» **What you have to do**: Note each line where "subtitle" appears, and copy it.

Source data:
»»
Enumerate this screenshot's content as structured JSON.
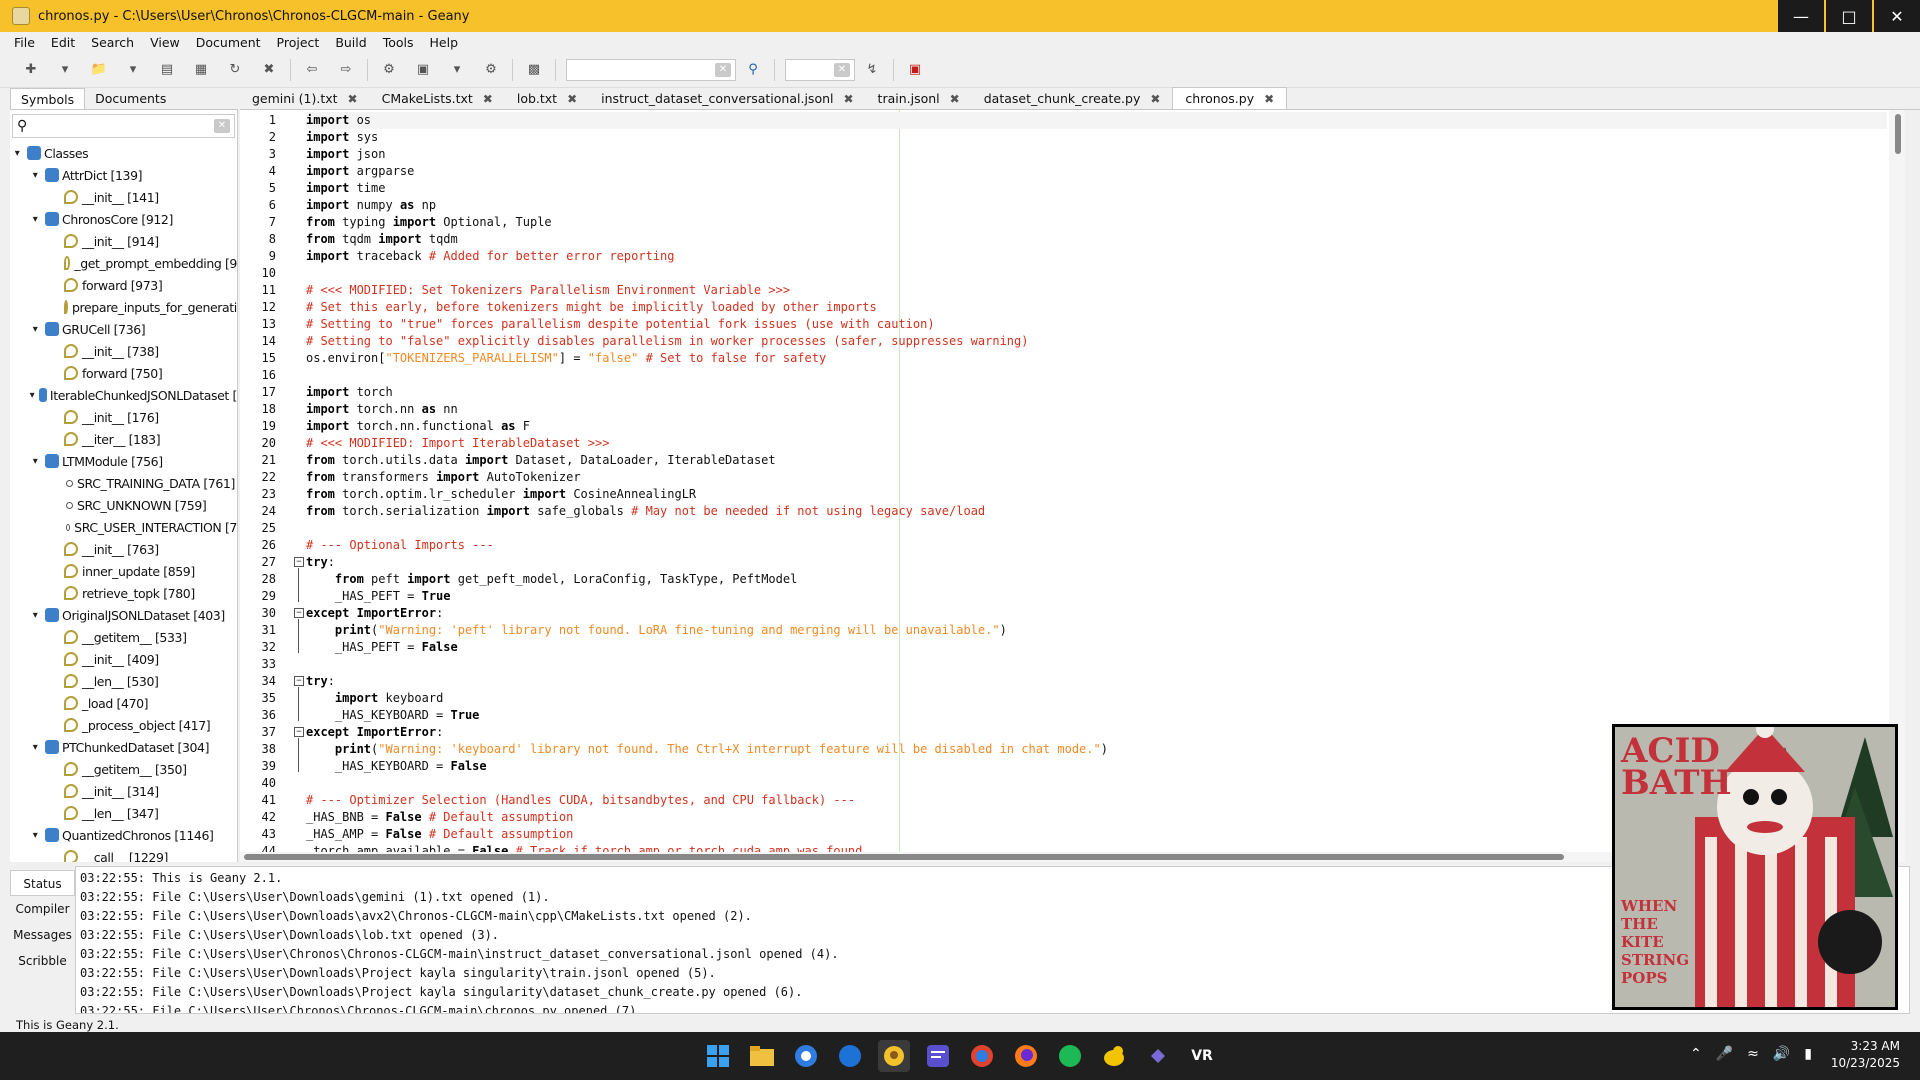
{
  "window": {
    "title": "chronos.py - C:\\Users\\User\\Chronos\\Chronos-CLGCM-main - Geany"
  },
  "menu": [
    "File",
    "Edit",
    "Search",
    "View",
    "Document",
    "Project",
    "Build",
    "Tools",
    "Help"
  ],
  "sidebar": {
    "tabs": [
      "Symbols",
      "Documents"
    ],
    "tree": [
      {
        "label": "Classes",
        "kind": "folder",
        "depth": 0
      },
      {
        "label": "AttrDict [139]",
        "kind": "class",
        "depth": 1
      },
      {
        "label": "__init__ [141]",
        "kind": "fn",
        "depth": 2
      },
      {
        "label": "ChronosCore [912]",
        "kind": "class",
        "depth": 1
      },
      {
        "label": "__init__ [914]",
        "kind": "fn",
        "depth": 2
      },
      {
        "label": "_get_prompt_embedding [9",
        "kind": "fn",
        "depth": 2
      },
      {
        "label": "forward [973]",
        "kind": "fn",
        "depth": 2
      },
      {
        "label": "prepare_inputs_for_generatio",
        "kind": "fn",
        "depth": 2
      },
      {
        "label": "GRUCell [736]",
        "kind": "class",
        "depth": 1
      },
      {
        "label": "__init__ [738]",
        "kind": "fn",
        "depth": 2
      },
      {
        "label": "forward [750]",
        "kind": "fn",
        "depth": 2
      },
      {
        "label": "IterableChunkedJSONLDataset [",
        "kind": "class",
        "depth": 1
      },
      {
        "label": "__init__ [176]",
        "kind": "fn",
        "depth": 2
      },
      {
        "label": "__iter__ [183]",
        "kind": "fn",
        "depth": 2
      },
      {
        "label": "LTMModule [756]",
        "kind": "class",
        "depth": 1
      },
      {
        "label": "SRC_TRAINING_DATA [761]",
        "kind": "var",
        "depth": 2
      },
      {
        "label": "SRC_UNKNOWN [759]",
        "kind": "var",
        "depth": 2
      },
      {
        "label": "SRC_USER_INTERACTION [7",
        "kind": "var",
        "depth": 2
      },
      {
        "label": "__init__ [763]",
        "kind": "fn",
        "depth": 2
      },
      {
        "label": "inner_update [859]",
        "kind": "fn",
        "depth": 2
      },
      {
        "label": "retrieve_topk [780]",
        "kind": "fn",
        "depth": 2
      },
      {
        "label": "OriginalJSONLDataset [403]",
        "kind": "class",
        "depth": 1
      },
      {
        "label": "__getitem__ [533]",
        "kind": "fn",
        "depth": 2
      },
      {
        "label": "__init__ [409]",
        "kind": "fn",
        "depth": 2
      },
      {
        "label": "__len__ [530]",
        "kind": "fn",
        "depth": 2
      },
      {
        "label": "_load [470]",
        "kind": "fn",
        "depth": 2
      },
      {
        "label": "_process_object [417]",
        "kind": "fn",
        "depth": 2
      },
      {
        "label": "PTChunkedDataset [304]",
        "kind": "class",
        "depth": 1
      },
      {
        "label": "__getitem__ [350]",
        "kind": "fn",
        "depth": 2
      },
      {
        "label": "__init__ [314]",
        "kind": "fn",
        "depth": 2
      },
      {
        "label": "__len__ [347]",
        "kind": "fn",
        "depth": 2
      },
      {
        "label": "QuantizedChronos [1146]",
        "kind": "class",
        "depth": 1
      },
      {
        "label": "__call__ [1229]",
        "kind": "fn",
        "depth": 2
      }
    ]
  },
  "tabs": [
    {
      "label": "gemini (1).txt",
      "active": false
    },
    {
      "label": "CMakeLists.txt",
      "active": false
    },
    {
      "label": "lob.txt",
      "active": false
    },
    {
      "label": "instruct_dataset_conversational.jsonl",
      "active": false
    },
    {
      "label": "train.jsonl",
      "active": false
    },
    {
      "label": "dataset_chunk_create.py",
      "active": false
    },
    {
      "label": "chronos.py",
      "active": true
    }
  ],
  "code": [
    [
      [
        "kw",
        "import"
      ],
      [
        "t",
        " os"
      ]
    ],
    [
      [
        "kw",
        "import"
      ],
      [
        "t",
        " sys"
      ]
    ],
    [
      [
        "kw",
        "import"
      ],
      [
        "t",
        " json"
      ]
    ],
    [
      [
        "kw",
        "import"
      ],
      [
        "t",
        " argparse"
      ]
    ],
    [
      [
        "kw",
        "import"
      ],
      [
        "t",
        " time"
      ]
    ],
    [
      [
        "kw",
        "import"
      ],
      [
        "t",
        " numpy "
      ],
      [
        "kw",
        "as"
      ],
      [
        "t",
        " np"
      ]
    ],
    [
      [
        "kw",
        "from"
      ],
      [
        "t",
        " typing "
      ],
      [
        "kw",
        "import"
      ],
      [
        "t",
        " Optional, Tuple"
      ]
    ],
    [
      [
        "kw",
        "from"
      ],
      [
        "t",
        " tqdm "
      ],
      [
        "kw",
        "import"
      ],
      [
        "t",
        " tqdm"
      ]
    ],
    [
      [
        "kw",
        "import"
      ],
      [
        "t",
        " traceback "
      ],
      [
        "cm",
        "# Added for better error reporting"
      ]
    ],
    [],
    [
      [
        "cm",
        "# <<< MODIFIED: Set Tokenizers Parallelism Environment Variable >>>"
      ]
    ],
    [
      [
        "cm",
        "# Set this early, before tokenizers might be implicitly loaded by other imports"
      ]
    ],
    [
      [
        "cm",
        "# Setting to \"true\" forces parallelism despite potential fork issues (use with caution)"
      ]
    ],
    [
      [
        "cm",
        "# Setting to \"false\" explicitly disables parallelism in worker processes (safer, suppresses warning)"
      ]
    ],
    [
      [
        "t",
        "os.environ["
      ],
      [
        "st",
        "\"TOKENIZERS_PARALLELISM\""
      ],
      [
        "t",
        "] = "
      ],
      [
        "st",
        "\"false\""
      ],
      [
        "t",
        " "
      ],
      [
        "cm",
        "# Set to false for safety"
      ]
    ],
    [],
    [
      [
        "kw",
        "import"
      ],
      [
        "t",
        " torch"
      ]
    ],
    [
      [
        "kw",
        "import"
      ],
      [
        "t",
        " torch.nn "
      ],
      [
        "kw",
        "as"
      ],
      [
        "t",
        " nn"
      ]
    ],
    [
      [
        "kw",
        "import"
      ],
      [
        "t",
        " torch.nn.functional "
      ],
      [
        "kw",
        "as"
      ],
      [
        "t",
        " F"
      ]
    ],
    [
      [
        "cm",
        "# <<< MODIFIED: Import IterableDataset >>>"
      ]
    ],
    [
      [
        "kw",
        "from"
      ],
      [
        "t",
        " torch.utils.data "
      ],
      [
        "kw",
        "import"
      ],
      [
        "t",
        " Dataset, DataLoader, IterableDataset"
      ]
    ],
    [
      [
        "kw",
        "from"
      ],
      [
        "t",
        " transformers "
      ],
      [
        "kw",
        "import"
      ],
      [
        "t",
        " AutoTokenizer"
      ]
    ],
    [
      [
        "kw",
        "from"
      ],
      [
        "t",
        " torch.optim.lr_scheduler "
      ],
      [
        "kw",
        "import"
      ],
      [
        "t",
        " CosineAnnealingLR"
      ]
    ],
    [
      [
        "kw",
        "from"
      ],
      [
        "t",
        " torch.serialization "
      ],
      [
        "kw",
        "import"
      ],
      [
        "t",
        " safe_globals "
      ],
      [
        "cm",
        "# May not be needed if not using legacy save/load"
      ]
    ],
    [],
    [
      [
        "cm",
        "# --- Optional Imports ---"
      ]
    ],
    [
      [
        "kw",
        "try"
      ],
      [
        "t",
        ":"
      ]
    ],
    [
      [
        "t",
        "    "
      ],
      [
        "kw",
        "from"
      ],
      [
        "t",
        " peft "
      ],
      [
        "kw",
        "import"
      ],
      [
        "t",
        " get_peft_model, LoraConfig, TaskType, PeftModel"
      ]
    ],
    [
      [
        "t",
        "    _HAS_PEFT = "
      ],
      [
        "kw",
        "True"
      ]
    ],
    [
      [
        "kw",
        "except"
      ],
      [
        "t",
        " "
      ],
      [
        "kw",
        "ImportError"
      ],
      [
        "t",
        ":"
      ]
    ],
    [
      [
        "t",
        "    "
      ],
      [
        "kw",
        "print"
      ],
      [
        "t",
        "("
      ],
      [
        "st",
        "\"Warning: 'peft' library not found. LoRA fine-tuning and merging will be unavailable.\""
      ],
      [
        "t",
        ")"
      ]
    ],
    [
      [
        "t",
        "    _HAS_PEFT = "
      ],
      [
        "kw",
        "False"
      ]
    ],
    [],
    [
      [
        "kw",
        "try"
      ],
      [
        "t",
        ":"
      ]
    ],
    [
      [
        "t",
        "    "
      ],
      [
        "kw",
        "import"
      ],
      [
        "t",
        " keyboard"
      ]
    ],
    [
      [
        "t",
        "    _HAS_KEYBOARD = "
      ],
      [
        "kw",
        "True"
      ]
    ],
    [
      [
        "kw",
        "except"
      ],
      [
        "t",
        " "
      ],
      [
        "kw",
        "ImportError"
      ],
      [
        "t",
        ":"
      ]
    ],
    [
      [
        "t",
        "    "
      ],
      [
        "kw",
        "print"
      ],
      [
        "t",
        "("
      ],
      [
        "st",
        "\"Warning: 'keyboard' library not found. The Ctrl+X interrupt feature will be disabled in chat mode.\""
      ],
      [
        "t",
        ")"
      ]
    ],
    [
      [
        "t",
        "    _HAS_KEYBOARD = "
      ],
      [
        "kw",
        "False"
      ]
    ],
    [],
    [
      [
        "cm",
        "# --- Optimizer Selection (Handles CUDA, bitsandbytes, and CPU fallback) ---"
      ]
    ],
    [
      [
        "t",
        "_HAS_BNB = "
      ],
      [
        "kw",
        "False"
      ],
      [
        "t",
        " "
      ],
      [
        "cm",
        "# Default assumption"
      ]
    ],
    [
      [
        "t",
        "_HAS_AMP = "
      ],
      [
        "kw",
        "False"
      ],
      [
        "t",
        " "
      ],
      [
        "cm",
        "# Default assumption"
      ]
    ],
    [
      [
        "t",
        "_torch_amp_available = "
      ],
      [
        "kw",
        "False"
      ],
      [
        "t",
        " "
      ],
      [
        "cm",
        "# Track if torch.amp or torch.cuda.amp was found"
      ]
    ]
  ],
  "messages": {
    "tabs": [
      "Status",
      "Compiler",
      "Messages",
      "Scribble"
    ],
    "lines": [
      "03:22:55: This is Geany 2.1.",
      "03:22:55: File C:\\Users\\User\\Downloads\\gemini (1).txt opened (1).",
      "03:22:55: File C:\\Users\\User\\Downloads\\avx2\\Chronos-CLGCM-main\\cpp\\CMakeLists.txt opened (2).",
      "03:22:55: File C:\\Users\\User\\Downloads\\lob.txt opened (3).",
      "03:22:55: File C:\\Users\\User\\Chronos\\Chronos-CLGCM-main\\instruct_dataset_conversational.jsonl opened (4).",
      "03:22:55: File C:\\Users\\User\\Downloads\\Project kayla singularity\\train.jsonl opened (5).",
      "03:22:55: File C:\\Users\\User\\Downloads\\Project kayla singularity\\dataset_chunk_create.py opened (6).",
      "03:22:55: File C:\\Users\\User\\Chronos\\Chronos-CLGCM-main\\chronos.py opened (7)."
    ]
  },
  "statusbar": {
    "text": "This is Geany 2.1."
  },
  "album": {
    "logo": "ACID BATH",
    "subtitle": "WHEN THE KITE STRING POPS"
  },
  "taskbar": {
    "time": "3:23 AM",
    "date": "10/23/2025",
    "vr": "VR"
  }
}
««
»»
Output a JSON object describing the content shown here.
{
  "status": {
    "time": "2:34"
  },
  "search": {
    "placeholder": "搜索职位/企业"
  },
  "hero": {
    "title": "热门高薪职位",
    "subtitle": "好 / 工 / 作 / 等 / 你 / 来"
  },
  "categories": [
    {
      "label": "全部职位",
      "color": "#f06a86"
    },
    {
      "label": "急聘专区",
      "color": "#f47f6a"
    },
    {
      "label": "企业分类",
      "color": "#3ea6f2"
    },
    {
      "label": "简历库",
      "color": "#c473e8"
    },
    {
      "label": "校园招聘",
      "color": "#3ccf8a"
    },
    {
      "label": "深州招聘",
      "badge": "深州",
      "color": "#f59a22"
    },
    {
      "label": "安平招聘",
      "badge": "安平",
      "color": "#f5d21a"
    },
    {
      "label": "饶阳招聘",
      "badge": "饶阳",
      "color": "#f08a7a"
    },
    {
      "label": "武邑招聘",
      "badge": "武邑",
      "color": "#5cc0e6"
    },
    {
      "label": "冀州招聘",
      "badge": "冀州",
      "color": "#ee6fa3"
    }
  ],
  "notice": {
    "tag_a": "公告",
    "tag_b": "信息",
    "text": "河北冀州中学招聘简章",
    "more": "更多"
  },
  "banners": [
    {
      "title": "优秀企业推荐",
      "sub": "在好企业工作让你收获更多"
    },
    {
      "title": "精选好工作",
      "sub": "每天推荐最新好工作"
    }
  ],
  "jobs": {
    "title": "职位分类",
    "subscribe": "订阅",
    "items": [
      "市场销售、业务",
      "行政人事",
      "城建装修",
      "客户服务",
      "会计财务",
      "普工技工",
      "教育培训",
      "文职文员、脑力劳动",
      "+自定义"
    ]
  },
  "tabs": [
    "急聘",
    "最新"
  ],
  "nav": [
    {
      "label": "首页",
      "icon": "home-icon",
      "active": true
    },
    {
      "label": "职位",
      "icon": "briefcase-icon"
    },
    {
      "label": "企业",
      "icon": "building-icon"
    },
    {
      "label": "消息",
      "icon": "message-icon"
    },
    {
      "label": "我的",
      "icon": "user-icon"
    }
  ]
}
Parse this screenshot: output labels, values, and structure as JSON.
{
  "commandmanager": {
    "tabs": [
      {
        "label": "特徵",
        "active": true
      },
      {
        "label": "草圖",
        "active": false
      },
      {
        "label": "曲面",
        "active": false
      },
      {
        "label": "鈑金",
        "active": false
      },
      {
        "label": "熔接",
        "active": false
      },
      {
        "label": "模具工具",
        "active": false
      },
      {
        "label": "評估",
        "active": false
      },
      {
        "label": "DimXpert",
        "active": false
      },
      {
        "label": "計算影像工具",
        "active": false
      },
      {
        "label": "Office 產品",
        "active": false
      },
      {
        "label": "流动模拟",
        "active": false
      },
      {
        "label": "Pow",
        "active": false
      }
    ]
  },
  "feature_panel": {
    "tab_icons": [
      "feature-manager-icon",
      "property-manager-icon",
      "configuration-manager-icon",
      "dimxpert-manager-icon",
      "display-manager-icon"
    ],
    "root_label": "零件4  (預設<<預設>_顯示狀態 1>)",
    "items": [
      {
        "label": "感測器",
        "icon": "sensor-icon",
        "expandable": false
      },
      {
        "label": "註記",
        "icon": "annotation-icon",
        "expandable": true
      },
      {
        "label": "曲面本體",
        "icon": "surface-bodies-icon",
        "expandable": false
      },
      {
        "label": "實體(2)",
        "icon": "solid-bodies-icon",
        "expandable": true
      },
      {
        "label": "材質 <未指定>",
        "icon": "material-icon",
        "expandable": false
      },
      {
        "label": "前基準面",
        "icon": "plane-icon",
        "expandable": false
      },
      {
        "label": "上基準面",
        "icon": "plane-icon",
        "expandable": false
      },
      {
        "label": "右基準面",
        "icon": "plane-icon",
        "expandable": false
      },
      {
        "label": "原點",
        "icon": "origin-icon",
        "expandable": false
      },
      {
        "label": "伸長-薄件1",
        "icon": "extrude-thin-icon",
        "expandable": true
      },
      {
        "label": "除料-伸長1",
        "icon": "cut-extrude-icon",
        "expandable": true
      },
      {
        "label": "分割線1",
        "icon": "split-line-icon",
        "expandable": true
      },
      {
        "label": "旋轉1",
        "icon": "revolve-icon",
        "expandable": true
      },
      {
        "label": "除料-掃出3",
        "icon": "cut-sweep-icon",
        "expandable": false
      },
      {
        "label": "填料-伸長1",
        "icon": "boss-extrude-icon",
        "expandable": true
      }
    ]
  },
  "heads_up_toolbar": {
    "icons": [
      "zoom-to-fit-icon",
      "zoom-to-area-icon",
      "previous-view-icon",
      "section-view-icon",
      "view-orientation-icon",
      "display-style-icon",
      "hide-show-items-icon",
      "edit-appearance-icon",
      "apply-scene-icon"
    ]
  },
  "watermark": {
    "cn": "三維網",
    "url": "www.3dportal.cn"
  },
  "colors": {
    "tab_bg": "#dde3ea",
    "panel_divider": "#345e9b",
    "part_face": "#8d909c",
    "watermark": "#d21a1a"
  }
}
««
»»
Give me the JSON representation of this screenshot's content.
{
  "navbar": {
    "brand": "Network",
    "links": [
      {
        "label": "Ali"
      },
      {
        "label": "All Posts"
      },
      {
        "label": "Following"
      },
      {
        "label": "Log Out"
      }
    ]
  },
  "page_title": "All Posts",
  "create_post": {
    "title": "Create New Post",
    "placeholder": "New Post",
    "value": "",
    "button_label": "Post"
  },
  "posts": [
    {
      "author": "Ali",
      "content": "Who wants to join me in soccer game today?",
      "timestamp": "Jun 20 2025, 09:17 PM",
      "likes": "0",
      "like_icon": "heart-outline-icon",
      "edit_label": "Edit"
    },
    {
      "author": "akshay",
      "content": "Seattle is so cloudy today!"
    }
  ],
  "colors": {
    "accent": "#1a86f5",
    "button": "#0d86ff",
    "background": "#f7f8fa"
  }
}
««
» **Full solution**:
    "subtitle": "WHEN THE KITE STRING POPS"
    "subtitle": "好 / 工 / 作 / 等 / 你 / 来"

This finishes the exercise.